• _Exercise_
Drop every picture and give the entries back exactly.

** BEGIN Data to process **

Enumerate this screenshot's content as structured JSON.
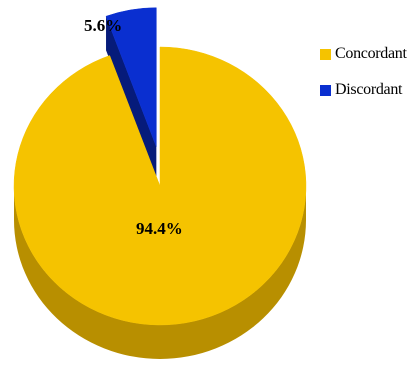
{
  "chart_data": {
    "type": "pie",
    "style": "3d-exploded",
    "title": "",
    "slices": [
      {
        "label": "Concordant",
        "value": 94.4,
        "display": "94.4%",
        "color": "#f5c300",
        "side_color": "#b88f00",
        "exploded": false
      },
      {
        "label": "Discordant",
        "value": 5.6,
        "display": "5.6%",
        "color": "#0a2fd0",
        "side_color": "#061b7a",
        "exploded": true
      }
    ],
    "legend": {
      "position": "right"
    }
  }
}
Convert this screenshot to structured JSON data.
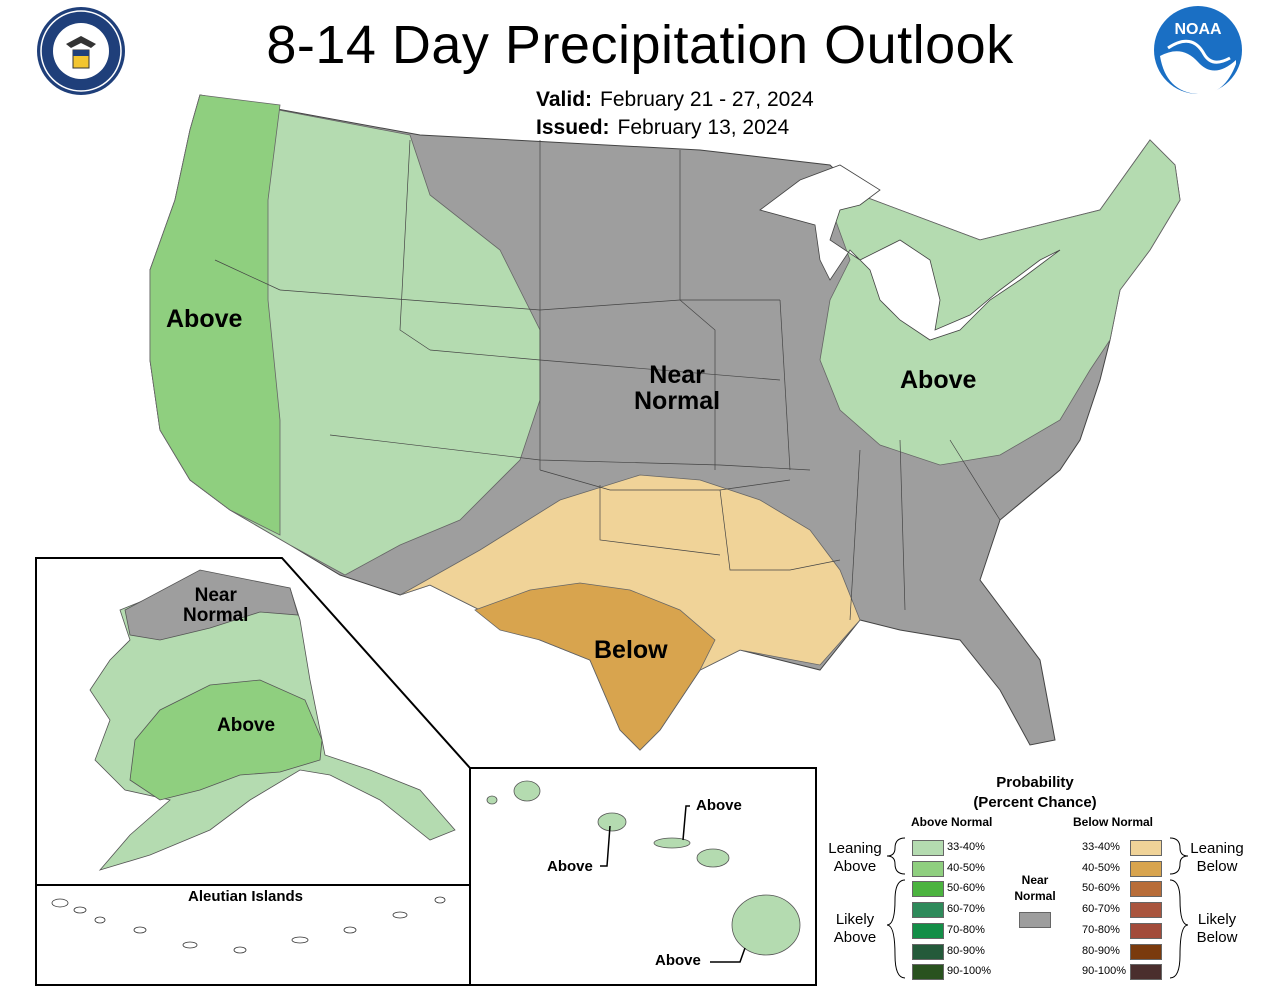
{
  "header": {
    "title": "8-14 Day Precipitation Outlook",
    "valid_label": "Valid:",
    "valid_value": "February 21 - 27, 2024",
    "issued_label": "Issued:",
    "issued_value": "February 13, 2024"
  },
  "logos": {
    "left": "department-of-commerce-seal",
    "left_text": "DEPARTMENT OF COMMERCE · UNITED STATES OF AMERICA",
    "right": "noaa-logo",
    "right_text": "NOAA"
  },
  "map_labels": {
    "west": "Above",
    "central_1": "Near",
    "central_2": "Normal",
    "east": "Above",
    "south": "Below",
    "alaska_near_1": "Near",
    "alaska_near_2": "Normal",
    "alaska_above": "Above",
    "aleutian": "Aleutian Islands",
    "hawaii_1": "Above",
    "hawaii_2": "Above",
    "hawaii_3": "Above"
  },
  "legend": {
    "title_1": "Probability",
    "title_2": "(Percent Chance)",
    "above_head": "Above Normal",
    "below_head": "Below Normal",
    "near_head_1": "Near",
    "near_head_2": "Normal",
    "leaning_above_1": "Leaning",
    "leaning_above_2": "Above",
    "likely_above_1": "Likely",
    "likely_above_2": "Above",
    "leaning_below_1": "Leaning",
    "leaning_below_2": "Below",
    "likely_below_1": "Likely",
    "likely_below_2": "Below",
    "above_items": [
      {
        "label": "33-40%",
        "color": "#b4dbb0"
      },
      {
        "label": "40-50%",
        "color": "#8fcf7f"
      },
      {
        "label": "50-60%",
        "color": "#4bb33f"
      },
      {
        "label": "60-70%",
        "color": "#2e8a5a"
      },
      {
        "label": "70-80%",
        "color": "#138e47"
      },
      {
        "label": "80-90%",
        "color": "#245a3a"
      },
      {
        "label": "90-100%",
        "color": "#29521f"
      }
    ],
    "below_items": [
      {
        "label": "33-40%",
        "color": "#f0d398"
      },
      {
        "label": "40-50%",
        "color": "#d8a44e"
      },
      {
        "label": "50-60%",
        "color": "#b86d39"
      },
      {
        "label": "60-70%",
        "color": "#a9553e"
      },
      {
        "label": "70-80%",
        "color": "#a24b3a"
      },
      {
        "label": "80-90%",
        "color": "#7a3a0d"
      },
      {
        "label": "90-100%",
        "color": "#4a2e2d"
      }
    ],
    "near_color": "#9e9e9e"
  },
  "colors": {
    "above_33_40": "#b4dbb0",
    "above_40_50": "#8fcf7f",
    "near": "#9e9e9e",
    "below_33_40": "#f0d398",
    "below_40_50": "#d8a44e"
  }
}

** END Data to process **

• _Written reply_
Enumerate this screenshot's content as structured JSON.
{
  "chart_data": {
    "type": "pie",
    "style": "3d-exploded",
    "title": "",
    "slices": [
      {
        "label": "Concordant",
        "value": 94.4,
        "display": "94.4%",
        "color": "#f5c300",
        "side_color": "#b88f00",
        "exploded": false
      },
      {
        "label": "Discordant",
        "value": 5.6,
        "display": "5.6%",
        "color": "#0a2fd0",
        "side_color": "#061b7a",
        "exploded": true
      }
    ],
    "legend": {
      "position": "right"
    }
  }
}
Convert this screenshot to structured JSON data.
{
  "header": {
    "title": "8-14 Day Precipitation Outlook",
    "valid_label": "Valid:",
    "valid_value": "February 21 - 27, 2024",
    "issued_label": "Issued:",
    "issued_value": "February 13, 2024"
  },
  "logos": {
    "left": "department-of-commerce-seal",
    "left_text": "DEPARTMENT OF COMMERCE · UNITED STATES OF AMERICA",
    "right": "noaa-logo",
    "right_text": "NOAA"
  },
  "map_labels": {
    "west": "Above",
    "central_1": "Near",
    "central_2": "Normal",
    "east": "Above",
    "south": "Below",
    "alaska_near_1": "Near",
    "alaska_near_2": "Normal",
    "alaska_above": "Above",
    "aleutian": "Aleutian Islands",
    "hawaii_1": "Above",
    "hawaii_2": "Above",
    "hawaii_3": "Above"
  },
  "legend": {
    "title_1": "Probability",
    "title_2": "(Percent Chance)",
    "above_head": "Above Normal",
    "below_head": "Below Normal",
    "near_head_1": "Near",
    "near_head_2": "Normal",
    "leaning_above_1": "Leaning",
    "leaning_above_2": "Above",
    "likely_above_1": "Likely",
    "likely_above_2": "Above",
    "leaning_below_1": "Leaning",
    "leaning_below_2": "Below",
    "likely_below_1": "Likely",
    "likely_below_2": "Below",
    "above_items": [
      {
        "label": "33-40%",
        "color": "#b4dbb0"
      },
      {
        "label": "40-50%",
        "color": "#8fcf7f"
      },
      {
        "label": "50-60%",
        "color": "#4bb33f"
      },
      {
        "label": "60-70%",
        "color": "#2e8a5a"
      },
      {
        "label": "70-80%",
        "color": "#138e47"
      },
      {
        "label": "80-90%",
        "color": "#245a3a"
      },
      {
        "label": "90-100%",
        "color": "#29521f"
      }
    ],
    "below_items": [
      {
        "label": "33-40%",
        "color": "#f0d398"
      },
      {
        "label": "40-50%",
        "color": "#d8a44e"
      },
      {
        "label": "50-60%",
        "color": "#b86d39"
      },
      {
        "label": "60-70%",
        "color": "#a9553e"
      },
      {
        "label": "70-80%",
        "color": "#a24b3a"
      },
      {
        "label": "80-90%",
        "color": "#7a3a0d"
      },
      {
        "label": "90-100%",
        "color": "#4a2e2d"
      }
    ],
    "near_color": "#9e9e9e"
  },
  "colors": {
    "above_33_40": "#b4dbb0",
    "above_40_50": "#8fcf7f",
    "near": "#9e9e9e",
    "below_33_40": "#f0d398",
    "below_40_50": "#d8a44e"
  }
}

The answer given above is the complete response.